Extracts from a graphics dataset
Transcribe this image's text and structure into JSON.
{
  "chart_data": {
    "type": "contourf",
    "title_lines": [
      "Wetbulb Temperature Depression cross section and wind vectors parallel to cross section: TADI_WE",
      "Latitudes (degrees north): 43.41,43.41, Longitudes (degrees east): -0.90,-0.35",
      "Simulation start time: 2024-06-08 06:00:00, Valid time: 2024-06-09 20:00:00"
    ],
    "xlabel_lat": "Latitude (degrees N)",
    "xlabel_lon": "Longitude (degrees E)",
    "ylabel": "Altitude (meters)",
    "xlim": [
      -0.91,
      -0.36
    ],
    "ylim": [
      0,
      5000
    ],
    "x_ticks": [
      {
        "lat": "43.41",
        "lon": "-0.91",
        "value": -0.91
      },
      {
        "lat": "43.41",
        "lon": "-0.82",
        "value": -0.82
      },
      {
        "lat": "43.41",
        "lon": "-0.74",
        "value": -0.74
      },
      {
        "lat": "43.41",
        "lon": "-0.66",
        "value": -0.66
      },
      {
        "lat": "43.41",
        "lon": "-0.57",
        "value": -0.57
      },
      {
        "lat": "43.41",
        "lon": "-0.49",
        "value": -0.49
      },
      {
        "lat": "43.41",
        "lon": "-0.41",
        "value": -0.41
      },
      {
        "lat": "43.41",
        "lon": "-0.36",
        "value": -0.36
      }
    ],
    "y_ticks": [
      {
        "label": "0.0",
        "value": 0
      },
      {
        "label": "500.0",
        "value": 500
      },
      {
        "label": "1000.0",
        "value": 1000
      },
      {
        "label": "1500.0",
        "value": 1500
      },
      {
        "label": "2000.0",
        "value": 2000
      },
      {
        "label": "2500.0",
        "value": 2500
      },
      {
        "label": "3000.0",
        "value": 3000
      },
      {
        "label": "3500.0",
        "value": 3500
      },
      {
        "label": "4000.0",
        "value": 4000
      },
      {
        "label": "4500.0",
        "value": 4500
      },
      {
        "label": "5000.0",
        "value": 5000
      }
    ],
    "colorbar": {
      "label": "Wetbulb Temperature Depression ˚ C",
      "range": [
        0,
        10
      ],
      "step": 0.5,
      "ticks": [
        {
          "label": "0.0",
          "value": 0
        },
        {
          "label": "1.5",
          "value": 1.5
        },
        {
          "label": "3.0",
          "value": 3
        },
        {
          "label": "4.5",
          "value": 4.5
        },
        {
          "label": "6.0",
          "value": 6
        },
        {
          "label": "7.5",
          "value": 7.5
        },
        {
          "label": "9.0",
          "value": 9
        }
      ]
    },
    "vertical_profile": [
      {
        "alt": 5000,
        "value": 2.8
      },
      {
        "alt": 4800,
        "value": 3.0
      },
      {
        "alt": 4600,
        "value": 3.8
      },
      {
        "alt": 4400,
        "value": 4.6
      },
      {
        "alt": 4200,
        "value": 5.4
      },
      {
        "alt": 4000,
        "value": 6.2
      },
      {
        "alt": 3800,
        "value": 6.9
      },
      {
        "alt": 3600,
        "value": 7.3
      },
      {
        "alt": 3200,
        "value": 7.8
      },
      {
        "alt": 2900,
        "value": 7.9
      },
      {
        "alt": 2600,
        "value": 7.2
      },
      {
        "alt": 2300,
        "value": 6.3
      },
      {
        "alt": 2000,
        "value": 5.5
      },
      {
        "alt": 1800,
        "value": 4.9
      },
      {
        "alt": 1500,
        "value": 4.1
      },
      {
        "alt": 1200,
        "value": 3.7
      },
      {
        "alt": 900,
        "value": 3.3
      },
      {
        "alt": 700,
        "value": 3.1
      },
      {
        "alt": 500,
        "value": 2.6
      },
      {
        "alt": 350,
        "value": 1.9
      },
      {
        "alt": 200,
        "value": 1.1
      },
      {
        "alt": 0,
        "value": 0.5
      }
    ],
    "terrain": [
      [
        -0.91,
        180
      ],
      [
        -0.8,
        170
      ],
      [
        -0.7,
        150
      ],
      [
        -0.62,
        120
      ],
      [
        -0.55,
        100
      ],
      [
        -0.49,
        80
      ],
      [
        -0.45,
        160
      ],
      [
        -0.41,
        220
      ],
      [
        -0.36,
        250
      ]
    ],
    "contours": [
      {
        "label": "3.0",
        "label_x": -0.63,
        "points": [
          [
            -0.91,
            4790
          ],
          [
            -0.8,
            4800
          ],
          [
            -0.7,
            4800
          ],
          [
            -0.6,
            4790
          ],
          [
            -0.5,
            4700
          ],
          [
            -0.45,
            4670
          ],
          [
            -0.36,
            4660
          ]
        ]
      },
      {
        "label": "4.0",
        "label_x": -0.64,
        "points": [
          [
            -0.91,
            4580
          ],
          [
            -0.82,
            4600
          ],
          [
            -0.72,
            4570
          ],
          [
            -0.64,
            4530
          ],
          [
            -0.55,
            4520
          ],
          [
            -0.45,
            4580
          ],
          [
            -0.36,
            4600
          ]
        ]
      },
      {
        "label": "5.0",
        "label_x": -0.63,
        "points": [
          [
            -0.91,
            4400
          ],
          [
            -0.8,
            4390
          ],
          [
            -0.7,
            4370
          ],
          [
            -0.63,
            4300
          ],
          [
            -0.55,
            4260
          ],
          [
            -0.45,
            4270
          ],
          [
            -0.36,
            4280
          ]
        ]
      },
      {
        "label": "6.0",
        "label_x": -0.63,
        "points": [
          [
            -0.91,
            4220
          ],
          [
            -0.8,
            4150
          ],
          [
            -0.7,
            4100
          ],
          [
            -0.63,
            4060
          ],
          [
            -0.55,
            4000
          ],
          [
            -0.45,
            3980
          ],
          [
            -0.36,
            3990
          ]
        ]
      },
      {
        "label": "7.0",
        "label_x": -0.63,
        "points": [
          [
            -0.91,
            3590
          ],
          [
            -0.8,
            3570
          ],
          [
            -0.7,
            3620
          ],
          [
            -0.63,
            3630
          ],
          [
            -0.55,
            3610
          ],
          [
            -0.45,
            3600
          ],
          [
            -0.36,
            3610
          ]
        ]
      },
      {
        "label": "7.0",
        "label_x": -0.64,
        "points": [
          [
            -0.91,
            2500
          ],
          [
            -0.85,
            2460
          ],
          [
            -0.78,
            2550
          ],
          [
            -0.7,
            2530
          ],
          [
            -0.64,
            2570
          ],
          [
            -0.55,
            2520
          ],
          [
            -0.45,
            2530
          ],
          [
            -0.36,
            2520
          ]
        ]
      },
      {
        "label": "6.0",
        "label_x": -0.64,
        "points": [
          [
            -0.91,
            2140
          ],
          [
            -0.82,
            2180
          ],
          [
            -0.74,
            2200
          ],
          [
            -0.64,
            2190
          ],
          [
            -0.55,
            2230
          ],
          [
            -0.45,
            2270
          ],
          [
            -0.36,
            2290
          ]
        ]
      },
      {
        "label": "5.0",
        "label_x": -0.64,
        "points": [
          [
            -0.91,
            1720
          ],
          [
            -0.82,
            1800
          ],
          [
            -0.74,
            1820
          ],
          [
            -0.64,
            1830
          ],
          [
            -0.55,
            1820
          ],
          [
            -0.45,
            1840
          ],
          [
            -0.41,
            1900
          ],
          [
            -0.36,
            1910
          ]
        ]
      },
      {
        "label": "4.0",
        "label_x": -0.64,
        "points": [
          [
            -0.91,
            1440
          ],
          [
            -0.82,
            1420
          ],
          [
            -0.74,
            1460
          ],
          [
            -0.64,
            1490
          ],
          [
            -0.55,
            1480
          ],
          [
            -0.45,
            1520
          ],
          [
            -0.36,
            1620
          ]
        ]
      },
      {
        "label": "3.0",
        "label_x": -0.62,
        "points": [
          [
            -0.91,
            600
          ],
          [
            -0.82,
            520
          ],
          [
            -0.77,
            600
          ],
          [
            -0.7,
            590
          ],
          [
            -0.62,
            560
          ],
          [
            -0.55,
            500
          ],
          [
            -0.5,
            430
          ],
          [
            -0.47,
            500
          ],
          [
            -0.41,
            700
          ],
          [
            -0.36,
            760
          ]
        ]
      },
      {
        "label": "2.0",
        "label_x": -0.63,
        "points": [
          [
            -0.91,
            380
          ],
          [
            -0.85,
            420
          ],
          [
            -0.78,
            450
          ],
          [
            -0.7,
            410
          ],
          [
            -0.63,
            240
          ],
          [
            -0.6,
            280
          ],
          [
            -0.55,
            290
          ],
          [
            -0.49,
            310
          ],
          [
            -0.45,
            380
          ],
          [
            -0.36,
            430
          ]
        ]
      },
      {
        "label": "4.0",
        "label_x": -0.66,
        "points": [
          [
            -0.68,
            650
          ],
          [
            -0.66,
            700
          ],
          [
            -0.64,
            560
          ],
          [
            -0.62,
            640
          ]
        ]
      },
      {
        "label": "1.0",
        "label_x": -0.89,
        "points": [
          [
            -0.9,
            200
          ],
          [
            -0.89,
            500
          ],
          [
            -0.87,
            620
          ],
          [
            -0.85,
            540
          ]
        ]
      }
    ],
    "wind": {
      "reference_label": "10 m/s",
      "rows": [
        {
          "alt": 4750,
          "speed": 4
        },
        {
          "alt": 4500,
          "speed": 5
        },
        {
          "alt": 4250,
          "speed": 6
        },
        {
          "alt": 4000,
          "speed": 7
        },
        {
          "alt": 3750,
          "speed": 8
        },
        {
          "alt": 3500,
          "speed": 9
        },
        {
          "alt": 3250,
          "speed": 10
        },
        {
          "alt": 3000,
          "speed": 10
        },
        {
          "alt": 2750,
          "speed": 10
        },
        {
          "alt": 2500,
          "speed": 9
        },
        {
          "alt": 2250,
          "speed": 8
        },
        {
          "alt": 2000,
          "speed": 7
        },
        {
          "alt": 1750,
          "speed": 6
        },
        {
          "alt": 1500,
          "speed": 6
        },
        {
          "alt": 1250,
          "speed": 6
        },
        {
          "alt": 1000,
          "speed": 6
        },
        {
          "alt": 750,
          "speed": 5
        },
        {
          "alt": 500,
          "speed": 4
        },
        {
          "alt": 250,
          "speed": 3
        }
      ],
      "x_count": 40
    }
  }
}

▶ _Stated exercise_:
Where a line above holds the string "Temperature", show that line.

▶ _Output below_:
      "Wetbulb Temperature Depression cross section and wind vectors parallel to cross section: TADI_WE",
      "label": "Wetbulb Temperature Depression ˚ C",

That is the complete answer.